=== Your objective ===
Pull out every line below holding the word "Identify".

=== Records supplied ===

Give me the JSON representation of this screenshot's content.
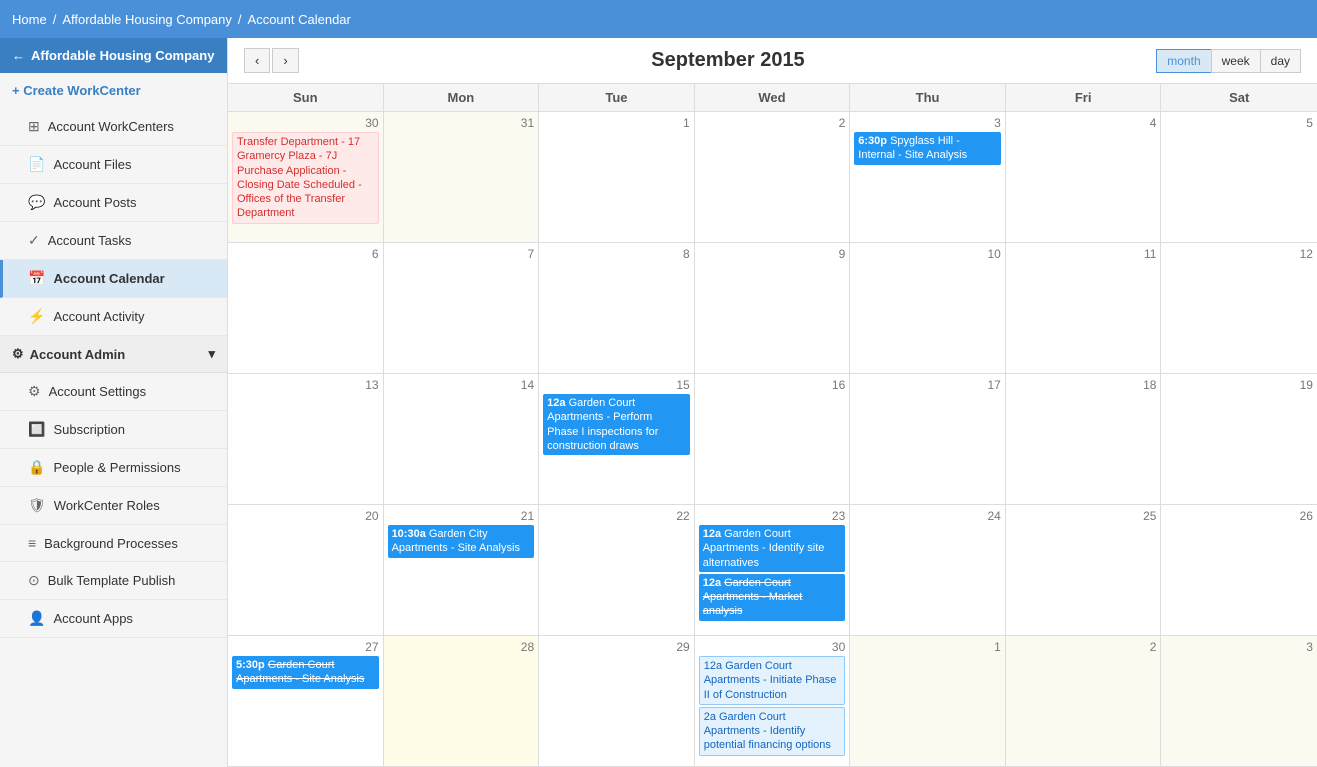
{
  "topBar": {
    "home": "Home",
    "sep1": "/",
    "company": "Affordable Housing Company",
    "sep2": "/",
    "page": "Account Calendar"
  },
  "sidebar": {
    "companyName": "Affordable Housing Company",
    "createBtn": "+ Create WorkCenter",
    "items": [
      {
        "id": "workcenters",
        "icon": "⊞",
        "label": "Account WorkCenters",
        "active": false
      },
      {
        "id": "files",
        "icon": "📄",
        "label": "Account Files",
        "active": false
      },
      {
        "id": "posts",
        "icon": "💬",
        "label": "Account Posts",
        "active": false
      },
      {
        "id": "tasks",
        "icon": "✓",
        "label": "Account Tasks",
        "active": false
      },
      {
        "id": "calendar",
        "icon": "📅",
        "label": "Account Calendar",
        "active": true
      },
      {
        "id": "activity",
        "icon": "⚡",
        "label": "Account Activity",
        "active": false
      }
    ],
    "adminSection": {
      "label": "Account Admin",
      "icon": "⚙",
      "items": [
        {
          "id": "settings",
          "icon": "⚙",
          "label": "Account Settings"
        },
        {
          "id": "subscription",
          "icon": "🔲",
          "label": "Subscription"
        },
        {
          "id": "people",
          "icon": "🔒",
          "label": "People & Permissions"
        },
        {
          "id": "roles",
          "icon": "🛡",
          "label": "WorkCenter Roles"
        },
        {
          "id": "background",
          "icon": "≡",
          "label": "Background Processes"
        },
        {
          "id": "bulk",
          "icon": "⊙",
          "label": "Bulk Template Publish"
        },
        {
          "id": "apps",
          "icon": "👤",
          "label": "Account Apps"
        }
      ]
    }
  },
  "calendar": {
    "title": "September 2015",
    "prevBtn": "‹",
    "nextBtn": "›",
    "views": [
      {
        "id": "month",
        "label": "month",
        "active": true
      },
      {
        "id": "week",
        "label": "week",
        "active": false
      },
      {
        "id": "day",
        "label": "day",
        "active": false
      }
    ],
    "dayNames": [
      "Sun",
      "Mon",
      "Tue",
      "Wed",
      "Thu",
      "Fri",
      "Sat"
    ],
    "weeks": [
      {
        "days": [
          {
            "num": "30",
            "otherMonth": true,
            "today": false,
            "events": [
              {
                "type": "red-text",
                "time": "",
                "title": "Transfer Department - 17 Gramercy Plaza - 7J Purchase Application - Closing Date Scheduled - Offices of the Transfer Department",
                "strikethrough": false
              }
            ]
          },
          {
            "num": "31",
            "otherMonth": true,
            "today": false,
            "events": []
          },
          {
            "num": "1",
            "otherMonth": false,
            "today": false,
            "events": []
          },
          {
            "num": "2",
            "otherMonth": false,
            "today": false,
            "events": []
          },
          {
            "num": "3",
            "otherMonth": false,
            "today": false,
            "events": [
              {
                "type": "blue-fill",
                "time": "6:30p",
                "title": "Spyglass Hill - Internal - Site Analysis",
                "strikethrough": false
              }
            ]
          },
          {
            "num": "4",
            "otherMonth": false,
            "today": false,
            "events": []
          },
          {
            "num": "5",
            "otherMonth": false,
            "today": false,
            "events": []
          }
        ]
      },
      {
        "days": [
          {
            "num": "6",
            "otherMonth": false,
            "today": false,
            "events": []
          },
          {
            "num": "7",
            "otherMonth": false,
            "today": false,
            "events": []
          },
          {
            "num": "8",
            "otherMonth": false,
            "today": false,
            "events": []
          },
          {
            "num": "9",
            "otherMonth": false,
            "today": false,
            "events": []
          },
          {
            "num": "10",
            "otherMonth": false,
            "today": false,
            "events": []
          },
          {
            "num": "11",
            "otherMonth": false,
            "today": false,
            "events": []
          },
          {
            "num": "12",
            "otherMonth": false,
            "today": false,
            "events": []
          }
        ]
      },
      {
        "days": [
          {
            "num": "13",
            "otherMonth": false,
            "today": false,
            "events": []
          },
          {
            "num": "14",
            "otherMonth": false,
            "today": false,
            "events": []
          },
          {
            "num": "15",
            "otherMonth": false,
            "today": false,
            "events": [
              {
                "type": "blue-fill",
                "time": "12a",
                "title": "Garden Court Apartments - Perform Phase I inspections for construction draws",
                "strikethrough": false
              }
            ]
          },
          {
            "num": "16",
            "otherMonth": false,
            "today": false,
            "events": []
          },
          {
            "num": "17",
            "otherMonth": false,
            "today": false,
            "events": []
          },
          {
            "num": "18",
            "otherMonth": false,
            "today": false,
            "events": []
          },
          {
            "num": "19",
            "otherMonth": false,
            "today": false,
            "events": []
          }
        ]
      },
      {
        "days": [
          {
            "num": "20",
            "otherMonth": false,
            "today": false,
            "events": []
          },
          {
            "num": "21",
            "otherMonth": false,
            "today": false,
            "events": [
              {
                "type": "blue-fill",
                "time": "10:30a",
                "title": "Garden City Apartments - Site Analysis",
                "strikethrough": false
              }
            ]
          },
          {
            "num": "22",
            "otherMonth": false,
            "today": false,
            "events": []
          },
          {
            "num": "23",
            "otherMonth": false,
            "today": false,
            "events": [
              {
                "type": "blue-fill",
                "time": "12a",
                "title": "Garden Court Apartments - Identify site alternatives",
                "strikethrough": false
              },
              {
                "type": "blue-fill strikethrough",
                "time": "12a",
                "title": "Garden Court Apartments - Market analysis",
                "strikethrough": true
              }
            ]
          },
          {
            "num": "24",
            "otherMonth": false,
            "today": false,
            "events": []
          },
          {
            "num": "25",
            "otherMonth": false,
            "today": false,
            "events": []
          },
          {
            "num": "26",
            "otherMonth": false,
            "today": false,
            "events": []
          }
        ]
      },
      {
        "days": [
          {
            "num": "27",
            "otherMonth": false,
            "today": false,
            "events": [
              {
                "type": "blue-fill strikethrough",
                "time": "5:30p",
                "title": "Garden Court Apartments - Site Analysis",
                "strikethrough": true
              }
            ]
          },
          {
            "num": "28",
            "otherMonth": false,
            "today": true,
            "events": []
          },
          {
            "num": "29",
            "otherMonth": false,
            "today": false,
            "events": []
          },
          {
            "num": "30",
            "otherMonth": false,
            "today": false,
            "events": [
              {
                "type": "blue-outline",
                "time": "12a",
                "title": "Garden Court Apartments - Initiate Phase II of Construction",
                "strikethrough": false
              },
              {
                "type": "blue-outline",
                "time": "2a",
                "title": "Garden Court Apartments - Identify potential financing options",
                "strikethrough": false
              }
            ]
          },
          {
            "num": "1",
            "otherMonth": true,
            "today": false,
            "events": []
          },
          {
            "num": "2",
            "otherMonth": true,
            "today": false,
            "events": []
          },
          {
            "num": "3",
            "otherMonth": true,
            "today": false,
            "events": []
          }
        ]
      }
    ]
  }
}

=== Answer ===
                "title": "Garden Court Apartments - Identify site alternatives",
                "title": "Garden Court Apartments - Identify potential financing options",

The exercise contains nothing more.